Rename every "Jun" in the records below to "June" and write all the records out again with nothing else changed. Leave the pictures out.

----

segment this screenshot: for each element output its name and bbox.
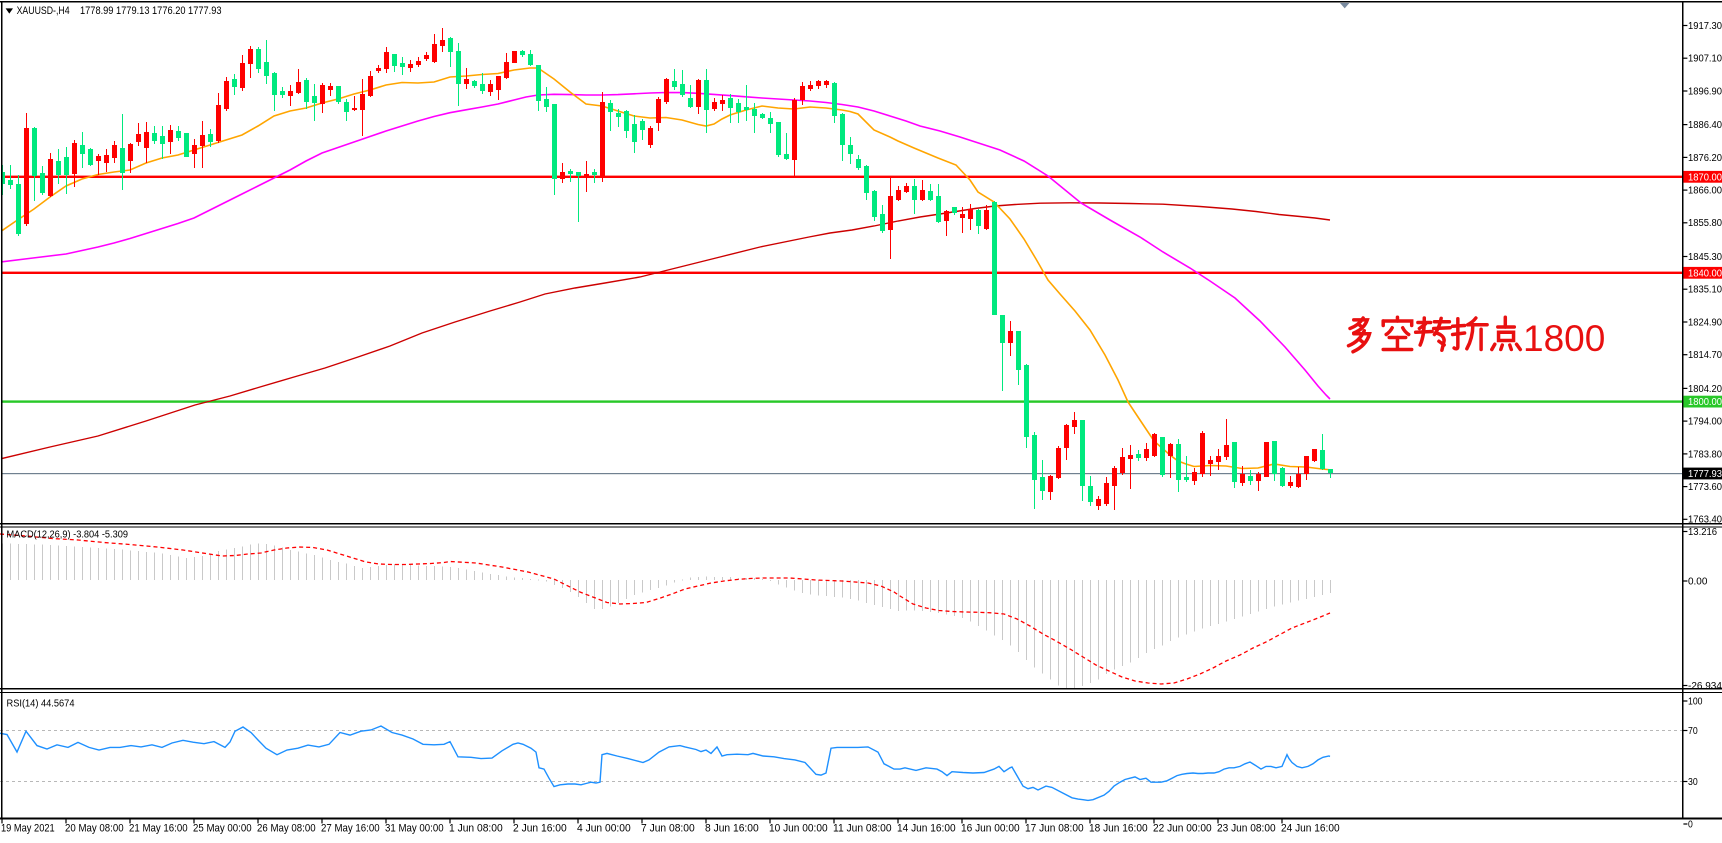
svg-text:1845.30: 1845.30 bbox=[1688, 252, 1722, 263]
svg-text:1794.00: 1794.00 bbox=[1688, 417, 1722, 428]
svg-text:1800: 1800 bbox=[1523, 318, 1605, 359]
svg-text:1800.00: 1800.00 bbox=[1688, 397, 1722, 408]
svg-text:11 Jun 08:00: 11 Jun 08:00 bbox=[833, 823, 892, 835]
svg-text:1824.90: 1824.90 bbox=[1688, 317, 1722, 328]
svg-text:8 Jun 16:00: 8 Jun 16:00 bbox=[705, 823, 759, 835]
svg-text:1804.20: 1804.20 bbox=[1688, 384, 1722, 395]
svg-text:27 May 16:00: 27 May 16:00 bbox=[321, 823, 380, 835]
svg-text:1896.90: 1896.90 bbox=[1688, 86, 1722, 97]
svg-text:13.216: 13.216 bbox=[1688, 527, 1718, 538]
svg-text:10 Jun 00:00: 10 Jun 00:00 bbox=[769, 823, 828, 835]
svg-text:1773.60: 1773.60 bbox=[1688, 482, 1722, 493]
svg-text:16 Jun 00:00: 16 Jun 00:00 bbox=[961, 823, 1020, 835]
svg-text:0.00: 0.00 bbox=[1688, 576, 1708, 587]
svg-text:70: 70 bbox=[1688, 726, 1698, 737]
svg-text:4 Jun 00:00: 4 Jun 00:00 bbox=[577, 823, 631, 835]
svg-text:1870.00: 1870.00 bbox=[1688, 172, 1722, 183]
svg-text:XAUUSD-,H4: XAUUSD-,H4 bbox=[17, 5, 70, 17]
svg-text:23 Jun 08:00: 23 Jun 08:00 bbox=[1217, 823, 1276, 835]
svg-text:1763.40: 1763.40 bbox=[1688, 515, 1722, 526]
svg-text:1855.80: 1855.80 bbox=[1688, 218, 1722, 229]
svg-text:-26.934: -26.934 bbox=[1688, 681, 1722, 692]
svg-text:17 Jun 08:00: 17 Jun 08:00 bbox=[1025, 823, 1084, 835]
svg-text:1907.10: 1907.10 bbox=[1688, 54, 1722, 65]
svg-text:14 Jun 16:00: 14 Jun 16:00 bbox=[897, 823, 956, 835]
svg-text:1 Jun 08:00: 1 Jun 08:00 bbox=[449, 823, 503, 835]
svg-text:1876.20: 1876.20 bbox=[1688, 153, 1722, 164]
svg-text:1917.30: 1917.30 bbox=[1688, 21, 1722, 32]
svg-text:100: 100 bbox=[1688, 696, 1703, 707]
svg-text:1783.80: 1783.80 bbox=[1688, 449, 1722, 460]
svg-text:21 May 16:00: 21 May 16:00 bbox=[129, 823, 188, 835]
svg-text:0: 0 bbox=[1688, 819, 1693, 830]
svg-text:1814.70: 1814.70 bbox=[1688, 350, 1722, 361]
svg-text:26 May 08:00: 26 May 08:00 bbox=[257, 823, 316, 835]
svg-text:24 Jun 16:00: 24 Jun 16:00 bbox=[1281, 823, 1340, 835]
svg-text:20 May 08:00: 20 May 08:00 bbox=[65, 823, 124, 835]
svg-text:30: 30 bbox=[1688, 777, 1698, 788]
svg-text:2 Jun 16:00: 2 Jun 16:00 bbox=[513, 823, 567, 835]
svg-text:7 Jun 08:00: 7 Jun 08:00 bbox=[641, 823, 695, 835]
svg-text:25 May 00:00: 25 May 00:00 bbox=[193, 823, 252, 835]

----

• _FINAL ANSWER_
segment this screenshot: for each element output its name and bbox.
svg-text:1845.30: 1845.30 bbox=[1688, 252, 1722, 263]
svg-text:1794.00: 1794.00 bbox=[1688, 417, 1722, 428]
svg-text:1800: 1800 bbox=[1523, 318, 1605, 359]
svg-text:1800.00: 1800.00 bbox=[1688, 397, 1722, 408]
svg-text:11 June 08:00: 11 June 08:00 bbox=[833, 823, 892, 835]
svg-text:1824.90: 1824.90 bbox=[1688, 317, 1722, 328]
svg-text:8 June 16:00: 8 June 16:00 bbox=[705, 823, 759, 835]
svg-text:1804.20: 1804.20 bbox=[1688, 384, 1722, 395]
svg-text:27 May 16:00: 27 May 16:00 bbox=[321, 823, 380, 835]
svg-text:1896.90: 1896.90 bbox=[1688, 86, 1722, 97]
svg-text:13.216: 13.216 bbox=[1688, 527, 1718, 538]
svg-text:10 June 00:00: 10 June 00:00 bbox=[769, 823, 828, 835]
svg-text:1773.60: 1773.60 bbox=[1688, 482, 1722, 493]
svg-text:16 June 00:00: 16 June 00:00 bbox=[961, 823, 1020, 835]
svg-text:0.00: 0.00 bbox=[1688, 576, 1708, 587]
svg-text:70: 70 bbox=[1688, 726, 1698, 737]
svg-text:4 June 00:00: 4 June 00:00 bbox=[577, 823, 631, 835]
svg-text:1870.00: 1870.00 bbox=[1688, 172, 1722, 183]
svg-text:XAUUSD-,H4: XAUUSD-,H4 bbox=[17, 5, 70, 17]
svg-text:23 June 08:00: 23 June 08:00 bbox=[1217, 823, 1276, 835]
svg-text:1763.40: 1763.40 bbox=[1688, 515, 1722, 526]
svg-text:1855.80: 1855.80 bbox=[1688, 218, 1722, 229]
svg-text:-26.934: -26.934 bbox=[1688, 681, 1722, 692]
svg-text:17 June 08:00: 17 June 08:00 bbox=[1025, 823, 1084, 835]
svg-text:1907.10: 1907.10 bbox=[1688, 54, 1722, 65]
svg-text:14 June 16:00: 14 June 16:00 bbox=[897, 823, 956, 835]
svg-text:1 June 08:00: 1 June 08:00 bbox=[449, 823, 503, 835]
svg-text:1876.20: 1876.20 bbox=[1688, 153, 1722, 164]
svg-text:1917.30: 1917.30 bbox=[1688, 21, 1722, 32]
svg-text:100: 100 bbox=[1688, 696, 1703, 707]
svg-text:1783.80: 1783.80 bbox=[1688, 449, 1722, 460]
svg-text:21 May 16:00: 21 May 16:00 bbox=[129, 823, 188, 835]
svg-text:0: 0 bbox=[1688, 819, 1693, 830]
svg-text:1814.70: 1814.70 bbox=[1688, 350, 1722, 361]
svg-text:26 May 08:00: 26 May 08:00 bbox=[257, 823, 316, 835]
svg-text:24 June 16:00: 24 June 16:00 bbox=[1281, 823, 1340, 835]
svg-text:20 May 08:00: 20 May 08:00 bbox=[65, 823, 124, 835]
svg-text:30: 30 bbox=[1688, 777, 1698, 788]
svg-text:2 June 16:00: 2 June 16:00 bbox=[513, 823, 567, 835]
svg-text:7 June 08:00: 7 June 08:00 bbox=[641, 823, 695, 835]
svg-text:25 May 00:00: 25 May 00:00 bbox=[193, 823, 252, 835]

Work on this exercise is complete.